• **Aim of the exercise**: Find the word "placeholder" in the listing; pull out each line holding it.

• **Data**:

★ ★ ★

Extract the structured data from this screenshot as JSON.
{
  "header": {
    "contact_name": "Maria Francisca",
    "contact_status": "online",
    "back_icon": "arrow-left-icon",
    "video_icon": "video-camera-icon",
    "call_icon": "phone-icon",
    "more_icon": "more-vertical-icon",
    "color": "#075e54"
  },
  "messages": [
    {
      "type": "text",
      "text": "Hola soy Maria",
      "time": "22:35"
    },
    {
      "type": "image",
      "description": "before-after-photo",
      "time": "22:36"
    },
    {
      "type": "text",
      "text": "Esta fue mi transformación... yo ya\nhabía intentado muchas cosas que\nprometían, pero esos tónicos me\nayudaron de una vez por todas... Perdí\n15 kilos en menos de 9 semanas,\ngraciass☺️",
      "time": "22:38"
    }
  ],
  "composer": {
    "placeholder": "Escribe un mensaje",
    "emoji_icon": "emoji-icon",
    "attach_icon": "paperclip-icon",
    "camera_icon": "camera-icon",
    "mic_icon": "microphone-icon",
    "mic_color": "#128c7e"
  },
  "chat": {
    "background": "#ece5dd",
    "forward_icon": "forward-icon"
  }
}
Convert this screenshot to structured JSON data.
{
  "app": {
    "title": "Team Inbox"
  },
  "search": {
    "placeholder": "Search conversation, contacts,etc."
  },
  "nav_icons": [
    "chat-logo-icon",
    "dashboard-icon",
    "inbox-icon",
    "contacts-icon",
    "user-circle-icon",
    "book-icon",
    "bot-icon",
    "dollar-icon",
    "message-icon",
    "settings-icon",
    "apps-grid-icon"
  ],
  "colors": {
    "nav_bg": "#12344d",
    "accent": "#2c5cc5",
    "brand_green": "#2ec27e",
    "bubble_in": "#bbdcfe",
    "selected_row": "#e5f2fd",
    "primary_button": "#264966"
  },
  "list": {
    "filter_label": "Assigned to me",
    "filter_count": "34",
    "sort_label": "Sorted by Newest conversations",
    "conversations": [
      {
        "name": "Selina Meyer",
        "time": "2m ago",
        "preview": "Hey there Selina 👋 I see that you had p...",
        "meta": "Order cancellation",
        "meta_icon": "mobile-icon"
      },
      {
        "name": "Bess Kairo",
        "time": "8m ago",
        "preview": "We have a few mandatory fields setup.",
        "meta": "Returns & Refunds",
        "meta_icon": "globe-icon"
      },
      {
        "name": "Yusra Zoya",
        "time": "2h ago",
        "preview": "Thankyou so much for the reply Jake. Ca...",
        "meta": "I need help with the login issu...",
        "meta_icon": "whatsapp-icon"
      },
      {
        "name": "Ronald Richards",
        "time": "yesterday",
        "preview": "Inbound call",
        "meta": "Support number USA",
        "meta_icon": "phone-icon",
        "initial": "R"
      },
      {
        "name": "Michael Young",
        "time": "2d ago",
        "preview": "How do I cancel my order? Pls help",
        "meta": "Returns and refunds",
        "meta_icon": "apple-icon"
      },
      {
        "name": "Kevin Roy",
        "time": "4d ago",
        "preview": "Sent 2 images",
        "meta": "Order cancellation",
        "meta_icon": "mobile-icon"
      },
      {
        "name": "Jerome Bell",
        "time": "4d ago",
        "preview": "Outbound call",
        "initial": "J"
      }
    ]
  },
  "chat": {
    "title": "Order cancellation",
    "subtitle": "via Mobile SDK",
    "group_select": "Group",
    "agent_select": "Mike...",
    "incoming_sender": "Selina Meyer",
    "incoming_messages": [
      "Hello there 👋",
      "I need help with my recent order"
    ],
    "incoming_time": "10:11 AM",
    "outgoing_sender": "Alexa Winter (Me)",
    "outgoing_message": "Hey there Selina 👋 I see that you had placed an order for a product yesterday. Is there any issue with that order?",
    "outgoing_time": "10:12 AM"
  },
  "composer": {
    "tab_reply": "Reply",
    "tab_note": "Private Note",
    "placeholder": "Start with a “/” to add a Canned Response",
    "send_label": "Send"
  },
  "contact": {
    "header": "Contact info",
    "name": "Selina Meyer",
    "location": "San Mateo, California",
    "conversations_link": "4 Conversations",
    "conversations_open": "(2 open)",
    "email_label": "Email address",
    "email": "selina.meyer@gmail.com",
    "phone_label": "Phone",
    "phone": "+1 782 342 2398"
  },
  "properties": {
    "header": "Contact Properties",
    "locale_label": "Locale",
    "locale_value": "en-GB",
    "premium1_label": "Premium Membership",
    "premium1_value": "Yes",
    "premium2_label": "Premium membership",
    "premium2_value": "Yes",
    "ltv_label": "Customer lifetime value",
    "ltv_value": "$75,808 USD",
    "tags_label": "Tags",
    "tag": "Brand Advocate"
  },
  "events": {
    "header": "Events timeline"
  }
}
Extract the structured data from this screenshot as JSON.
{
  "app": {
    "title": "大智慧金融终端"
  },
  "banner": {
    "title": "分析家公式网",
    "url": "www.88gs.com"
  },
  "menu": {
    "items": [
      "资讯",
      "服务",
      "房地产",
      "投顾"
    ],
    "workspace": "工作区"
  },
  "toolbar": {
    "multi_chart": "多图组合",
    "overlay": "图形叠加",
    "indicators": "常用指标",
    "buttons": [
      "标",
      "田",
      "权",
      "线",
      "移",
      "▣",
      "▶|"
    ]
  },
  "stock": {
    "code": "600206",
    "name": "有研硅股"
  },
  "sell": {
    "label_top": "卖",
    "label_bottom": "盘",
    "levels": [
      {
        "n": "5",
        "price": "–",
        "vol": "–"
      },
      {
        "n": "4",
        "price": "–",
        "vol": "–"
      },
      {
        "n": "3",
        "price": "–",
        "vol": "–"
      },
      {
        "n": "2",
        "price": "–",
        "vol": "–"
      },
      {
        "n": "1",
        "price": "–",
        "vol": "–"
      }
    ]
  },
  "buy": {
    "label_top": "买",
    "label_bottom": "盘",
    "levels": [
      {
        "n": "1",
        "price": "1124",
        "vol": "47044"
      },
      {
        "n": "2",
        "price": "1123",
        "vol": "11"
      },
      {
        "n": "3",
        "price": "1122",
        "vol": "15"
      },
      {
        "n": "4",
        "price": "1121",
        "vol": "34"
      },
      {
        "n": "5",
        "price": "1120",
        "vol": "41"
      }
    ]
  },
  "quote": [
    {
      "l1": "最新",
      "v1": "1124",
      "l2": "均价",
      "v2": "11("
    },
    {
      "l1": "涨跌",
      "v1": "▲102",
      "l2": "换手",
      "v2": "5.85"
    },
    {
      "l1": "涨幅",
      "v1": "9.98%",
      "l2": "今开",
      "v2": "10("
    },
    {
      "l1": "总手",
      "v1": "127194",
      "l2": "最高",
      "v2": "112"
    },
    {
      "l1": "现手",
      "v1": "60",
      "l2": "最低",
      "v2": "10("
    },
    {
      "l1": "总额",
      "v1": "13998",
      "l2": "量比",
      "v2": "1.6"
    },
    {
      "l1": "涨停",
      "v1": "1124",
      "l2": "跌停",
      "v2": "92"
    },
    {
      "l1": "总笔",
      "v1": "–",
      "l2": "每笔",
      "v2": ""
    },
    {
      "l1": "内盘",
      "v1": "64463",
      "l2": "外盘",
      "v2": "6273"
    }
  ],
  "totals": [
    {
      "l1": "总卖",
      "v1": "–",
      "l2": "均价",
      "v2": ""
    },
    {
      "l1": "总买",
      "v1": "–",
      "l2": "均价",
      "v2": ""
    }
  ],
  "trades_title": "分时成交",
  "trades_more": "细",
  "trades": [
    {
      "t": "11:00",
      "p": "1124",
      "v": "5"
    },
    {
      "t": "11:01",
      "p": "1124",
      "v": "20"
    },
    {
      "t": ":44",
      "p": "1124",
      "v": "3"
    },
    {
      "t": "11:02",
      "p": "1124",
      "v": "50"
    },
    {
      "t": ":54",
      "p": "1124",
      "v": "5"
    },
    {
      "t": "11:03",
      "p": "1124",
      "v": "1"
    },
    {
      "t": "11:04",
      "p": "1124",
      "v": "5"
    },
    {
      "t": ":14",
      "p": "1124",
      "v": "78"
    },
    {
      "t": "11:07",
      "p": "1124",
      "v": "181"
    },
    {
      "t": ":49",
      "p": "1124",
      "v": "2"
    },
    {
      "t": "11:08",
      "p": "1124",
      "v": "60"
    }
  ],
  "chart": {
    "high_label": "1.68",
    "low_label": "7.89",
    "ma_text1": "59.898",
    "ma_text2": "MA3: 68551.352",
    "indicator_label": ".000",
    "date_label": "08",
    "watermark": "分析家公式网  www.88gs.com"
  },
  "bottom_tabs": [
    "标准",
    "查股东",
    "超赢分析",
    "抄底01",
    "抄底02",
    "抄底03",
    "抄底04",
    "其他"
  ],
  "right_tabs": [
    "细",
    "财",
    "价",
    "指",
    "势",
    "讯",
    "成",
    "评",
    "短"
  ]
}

★ ★ ★

• **Reply to the task**:
    "placeholder": "Escribe un mensaje",
    "placeholder": "Search conversation, contacts,etc."
    "placeholder": "Start with a “/” to add a Canned Response",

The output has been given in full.